Exercise goal:
Reproduce the listing below character for character; drop every image.

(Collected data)
# # # # #

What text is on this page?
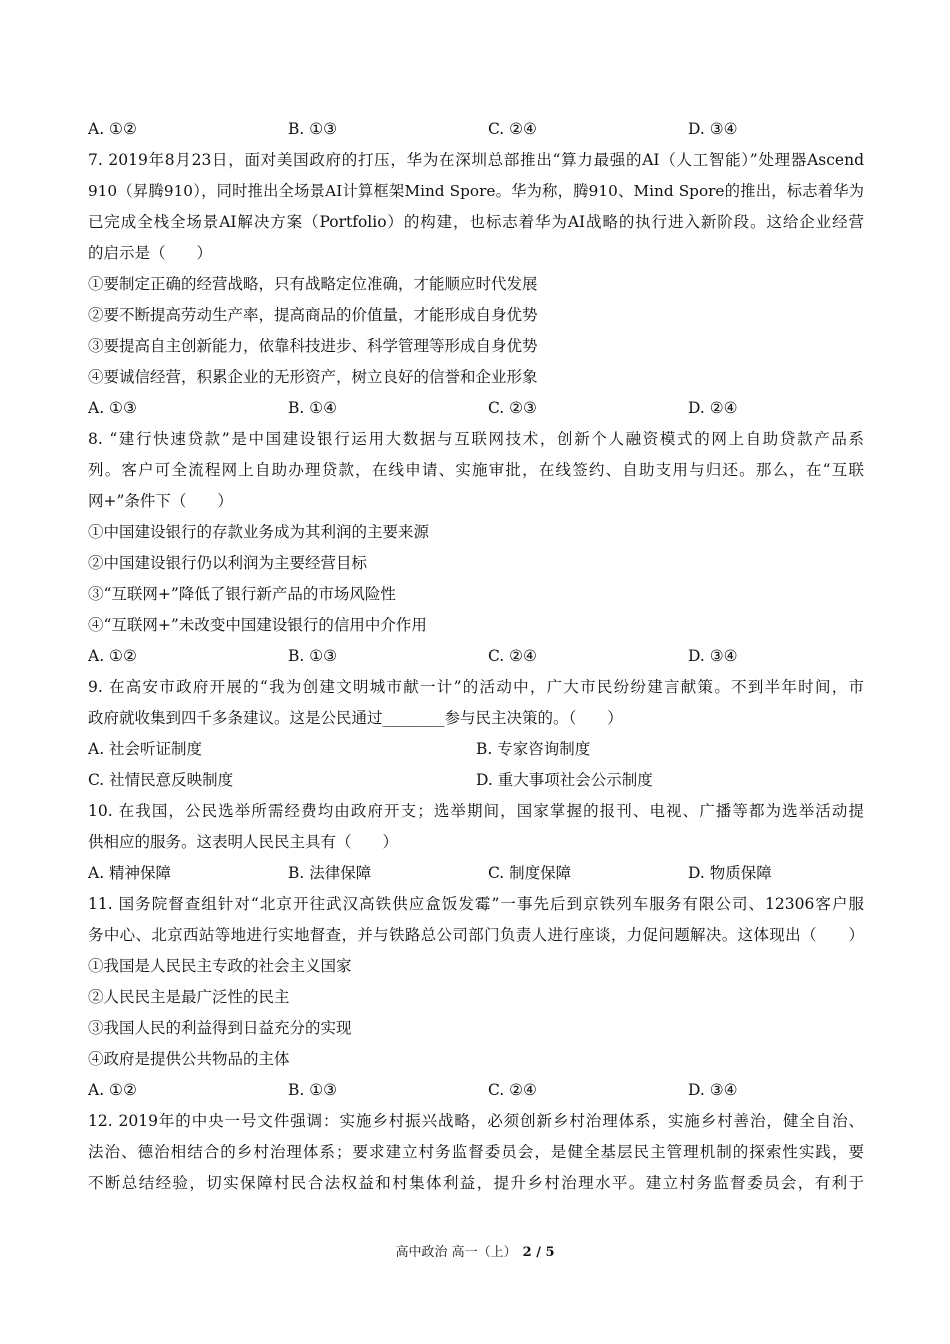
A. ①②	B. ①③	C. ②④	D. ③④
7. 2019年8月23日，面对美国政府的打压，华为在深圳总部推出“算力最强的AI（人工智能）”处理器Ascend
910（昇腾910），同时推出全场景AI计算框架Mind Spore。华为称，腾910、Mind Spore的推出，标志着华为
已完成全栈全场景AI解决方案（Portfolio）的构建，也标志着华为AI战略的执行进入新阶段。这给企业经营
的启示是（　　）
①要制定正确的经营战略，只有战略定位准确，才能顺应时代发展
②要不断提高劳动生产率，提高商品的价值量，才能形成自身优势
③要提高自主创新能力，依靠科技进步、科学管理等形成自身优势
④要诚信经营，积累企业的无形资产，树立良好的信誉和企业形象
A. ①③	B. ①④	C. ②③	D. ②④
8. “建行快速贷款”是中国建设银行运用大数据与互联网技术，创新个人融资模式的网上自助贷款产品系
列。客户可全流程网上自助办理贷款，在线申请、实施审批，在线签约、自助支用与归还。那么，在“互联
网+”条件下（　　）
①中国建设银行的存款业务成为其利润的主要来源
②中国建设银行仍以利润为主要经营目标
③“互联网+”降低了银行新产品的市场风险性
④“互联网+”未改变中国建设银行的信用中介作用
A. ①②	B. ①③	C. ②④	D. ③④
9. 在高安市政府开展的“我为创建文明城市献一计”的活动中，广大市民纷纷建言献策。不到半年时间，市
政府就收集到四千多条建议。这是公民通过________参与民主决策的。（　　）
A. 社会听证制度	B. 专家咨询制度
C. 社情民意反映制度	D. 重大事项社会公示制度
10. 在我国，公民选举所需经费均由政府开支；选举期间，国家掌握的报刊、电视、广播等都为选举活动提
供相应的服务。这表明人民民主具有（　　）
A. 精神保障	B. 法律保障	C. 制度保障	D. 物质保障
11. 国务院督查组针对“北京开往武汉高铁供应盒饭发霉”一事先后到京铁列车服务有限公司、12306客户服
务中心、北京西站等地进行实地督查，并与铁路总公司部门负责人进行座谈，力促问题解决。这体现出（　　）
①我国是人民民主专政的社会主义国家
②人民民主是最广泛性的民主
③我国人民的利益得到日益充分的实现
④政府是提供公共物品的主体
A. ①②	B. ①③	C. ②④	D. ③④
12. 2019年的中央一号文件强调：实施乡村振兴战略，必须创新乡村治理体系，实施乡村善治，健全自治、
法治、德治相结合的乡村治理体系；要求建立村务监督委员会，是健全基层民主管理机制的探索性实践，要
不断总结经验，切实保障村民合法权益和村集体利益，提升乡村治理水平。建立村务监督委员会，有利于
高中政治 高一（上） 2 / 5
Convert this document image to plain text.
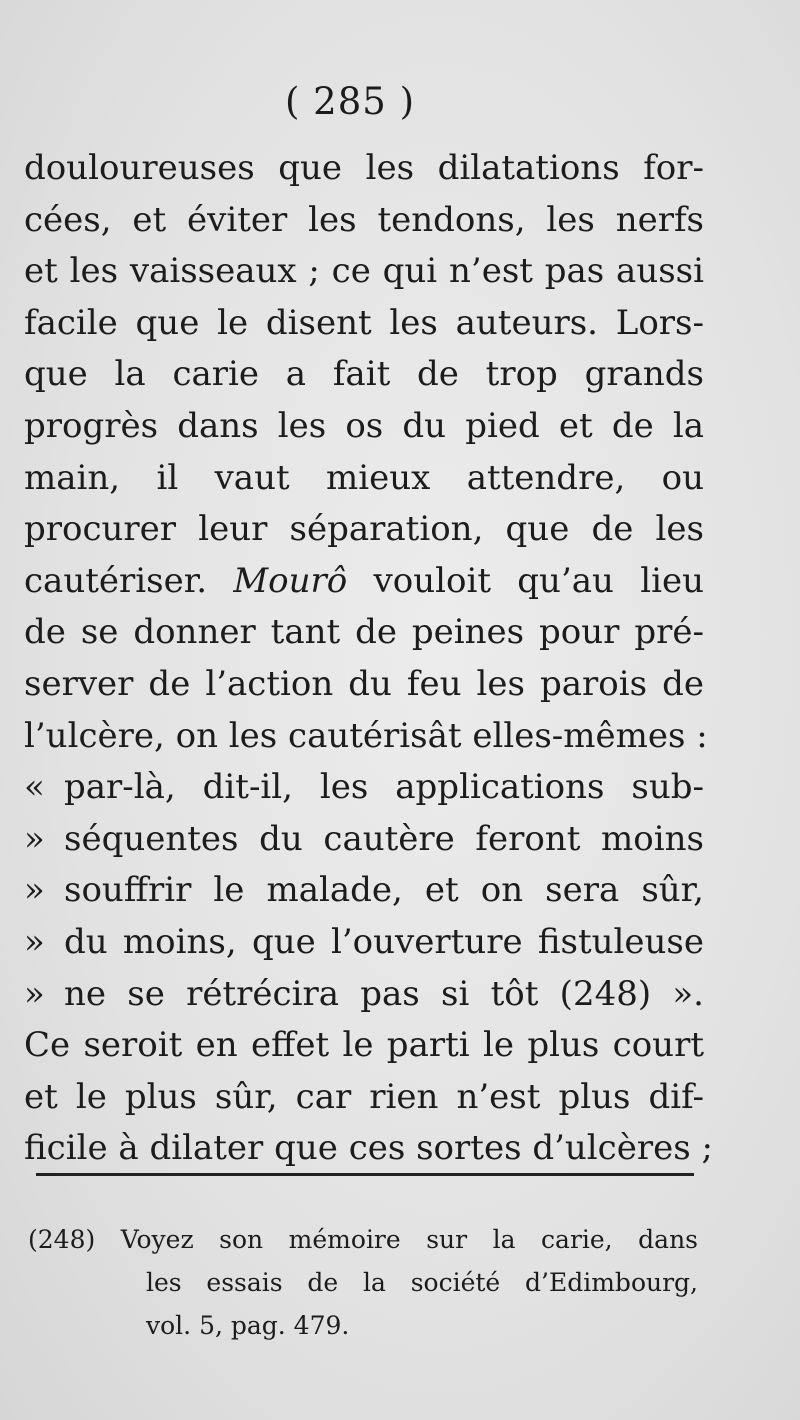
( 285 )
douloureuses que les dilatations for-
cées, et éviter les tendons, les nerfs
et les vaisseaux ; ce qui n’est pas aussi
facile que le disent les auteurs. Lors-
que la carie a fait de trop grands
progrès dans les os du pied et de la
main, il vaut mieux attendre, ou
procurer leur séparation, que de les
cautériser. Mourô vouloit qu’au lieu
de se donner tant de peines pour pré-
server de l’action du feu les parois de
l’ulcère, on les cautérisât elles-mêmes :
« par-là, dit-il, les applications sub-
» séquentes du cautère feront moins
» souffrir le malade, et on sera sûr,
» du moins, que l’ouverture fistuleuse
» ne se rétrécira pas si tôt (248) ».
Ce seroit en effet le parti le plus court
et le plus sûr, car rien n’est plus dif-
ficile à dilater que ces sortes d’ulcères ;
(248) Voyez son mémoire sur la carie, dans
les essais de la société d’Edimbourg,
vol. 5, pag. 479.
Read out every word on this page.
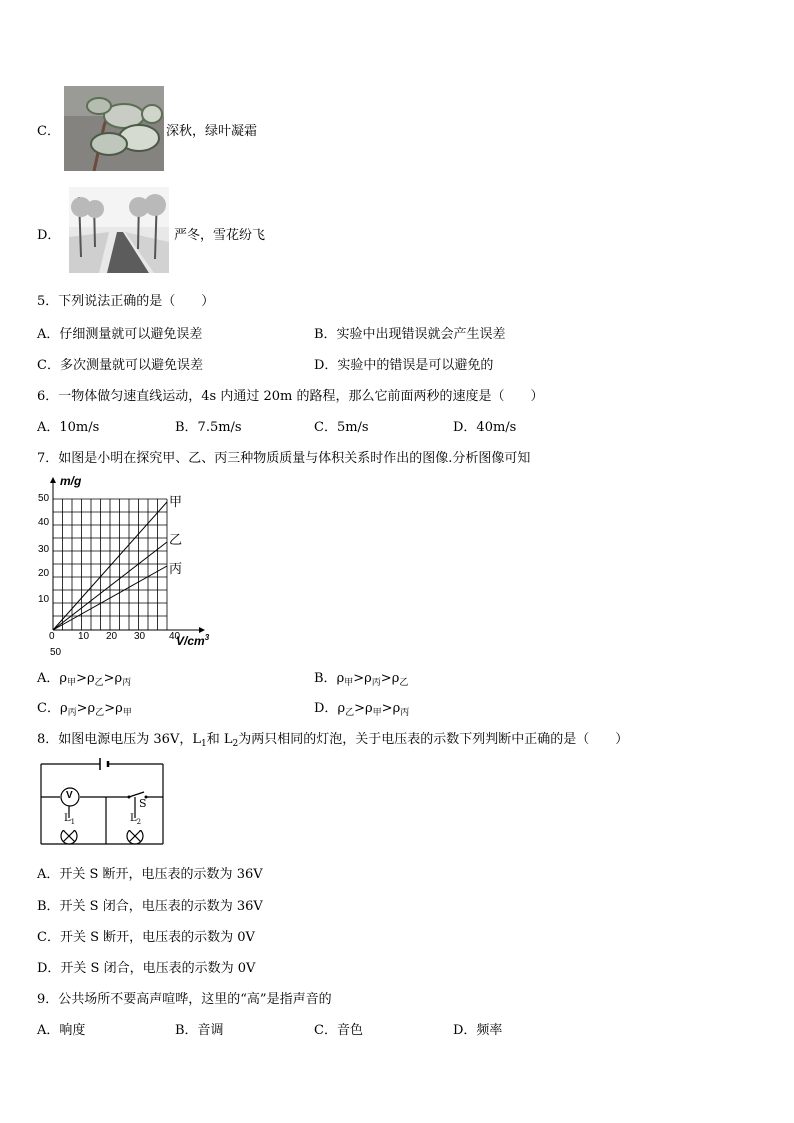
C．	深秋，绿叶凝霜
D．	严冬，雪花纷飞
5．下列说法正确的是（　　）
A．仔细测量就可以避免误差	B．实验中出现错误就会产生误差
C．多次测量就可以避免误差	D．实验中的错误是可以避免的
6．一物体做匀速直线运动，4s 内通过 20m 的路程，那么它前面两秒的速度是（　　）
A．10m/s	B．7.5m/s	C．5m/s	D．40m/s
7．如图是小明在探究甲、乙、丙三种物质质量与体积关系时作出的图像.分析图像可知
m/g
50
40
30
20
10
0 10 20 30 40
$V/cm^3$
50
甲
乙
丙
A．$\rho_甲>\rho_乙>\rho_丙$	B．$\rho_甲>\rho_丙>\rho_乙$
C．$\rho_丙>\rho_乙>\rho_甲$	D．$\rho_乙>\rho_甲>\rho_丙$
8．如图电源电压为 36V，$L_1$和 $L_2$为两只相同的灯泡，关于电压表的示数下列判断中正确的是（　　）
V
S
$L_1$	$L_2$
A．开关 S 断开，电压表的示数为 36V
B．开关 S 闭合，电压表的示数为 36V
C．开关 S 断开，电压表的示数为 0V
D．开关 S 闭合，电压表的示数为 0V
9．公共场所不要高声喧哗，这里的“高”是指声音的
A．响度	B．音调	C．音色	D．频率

# # # # #

Answer in full:
What text is on this page?
A. ①②	B. ①③	C. ②④	D. ③④
7. 2019年8月23日，面对美国政府的打压，华为在深圳总部推出“算力最强的AI（人工智能）”处理器Ascend
910（昇腾910），同时推出全场景AI计算框架Mind Spore。华为称，腾910、Mind Spore的推出，标志着华为
已完成全栈全场景AI解决方案（Portfolio）的构建，也标志着华为AI战略的执行进入新阶段。这给企业经营
的启示是（　　）
①要制定正确的经营战略，只有战略定位准确，才能顺应时代发展
②要不断提高劳动生产率，提高商品的价值量，才能形成自身优势
③要提高自主创新能力，依靠科技进步、科学管理等形成自身优势
④要诚信经营，积累企业的无形资产，树立良好的信誉和企业形象
A. ①③	B. ①④	C. ②③	D. ②④
8. “建行快速贷款”是中国建设银行运用大数据与互联网技术，创新个人融资模式的网上自助贷款产品系
列。客户可全流程网上自助办理贷款，在线申请、实施审批，在线签约、自助支用与归还。那么，在“互联
网+”条件下（　　）
①中国建设银行的存款业务成为其利润的主要来源
②中国建设银行仍以利润为主要经营目标
③“互联网+”降低了银行新产品的市场风险性
④“互联网+”未改变中国建设银行的信用中介作用
A. ①②	B. ①③	C. ②④	D. ③④
9. 在高安市政府开展的“我为创建文明城市献一计”的活动中，广大市民纷纷建言献策。不到半年时间，市
政府就收集到四千多条建议。这是公民通过________参与民主决策的。（　　）
A. 社会听证制度	B. 专家咨询制度
C. 社情民意反映制度	D. 重大事项社会公示制度
10. 在我国，公民选举所需经费均由政府开支；选举期间，国家掌握的报刊、电视、广播等都为选举活动提
供相应的服务。这表明人民民主具有（　　）
A. 精神保障	B. 法律保障	C. 制度保障	D. 物质保障
11. 国务院督查组针对“北京开往武汉高铁供应盒饭发霉”一事先后到京铁列车服务有限公司、12306客户服
务中心、北京西站等地进行实地督查，并与铁路总公司部门负责人进行座谈，力促问题解决。这体现出（　　）
①我国是人民民主专政的社会主义国家
②人民民主是最广泛性的民主
③我国人民的利益得到日益充分的实现
④政府是提供公共物品的主体
A. ①②	B. ①③	C. ②④	D. ③④
12. 2019年的中央一号文件强调：实施乡村振兴战略，必须创新乡村治理体系，实施乡村善治，健全自治、
法治、德治相结合的乡村治理体系；要求建立村务监督委员会，是健全基层民主管理机制的探索性实践，要
不断总结经验，切实保障村民合法权益和村集体利益，提升乡村治理水平。建立村务监督委员会，有利于
高中政治 高一（上） 2 / 5
Convert this document image to plain text.
( 285 )
douloureuses que les dilatations for-
cées, et éviter les tendons, les nerfs
et les vaisseaux ; ce qui n’est pas aussi
facile que le disent les auteurs. Lors-
que la carie a fait de trop grands
progrès dans les os du pied et de la
main, il vaut mieux attendre, ou
procurer leur séparation, que de les
cautériser. Mourô vouloit qu’au lieu
de se donner tant de peines pour pré-
server de l’action du feu les parois de
l’ulcère, on les cautérisât elles-mêmes :
« par-là, dit-il, les applications sub-
» séquentes du cautère feront moins
» souffrir le malade, et on sera sûr,
» du moins, que l’ouverture fistuleuse
» ne se rétrécira pas si tôt (248) ».
Ce seroit en effet le parti le plus court
et le plus sûr, car rien n’est plus dif-
ficile à dilater que ces sortes d’ulcères ;
(248) Voyez son mémoire sur la carie, dans
les essais de la société d’Edimbourg,
vol. 5, pag. 479.
Read out every word on this page.
C．	深秋，绿叶凝霜
D．	严冬，雪花纷飞
5．下列说法正确的是（　　）
A．仔细测量就可以避免误差	B．实验中出现错误就会产生误差
C．多次测量就可以避免误差	D．实验中的错误是可以避免的
6．一物体做匀速直线运动，4s 内通过 20m 的路程，那么它前面两秒的速度是（　　）
A．10m/s	B．7.5m/s	C．5m/s	D．40m/s
7．如图是小明在探究甲、乙、丙三种物质质量与体积关系时作出的图像.分析图像可知
m/g
50
40
30
20
10
0 10 20 30 40
$V/cm^3$
50
甲
乙
丙
A．$\rho_甲>\rho_乙>\rho_丙$	B．$\rho_甲>\rho_丙>\rho_乙$
C．$\rho_丙>\rho_乙>\rho_甲$	D．$\rho_乙>\rho_甲>\rho_丙$
8．如图电源电压为 36V，$L_1$和 $L_2$为两只相同的灯泡，关于电压表的示数下列判断中正确的是（　　）
V
S
$L_1$	$L_2$
A．开关 S 断开，电压表的示数为 36V
B．开关 S 闭合，电压表的示数为 36V
C．开关 S 断开，电压表的示数为 0V
D．开关 S 闭合，电压表的示数为 0V
9．公共场所不要高声喧哗，这里的“高”是指声音的
A．响度	B．音调	C．音色	D．频率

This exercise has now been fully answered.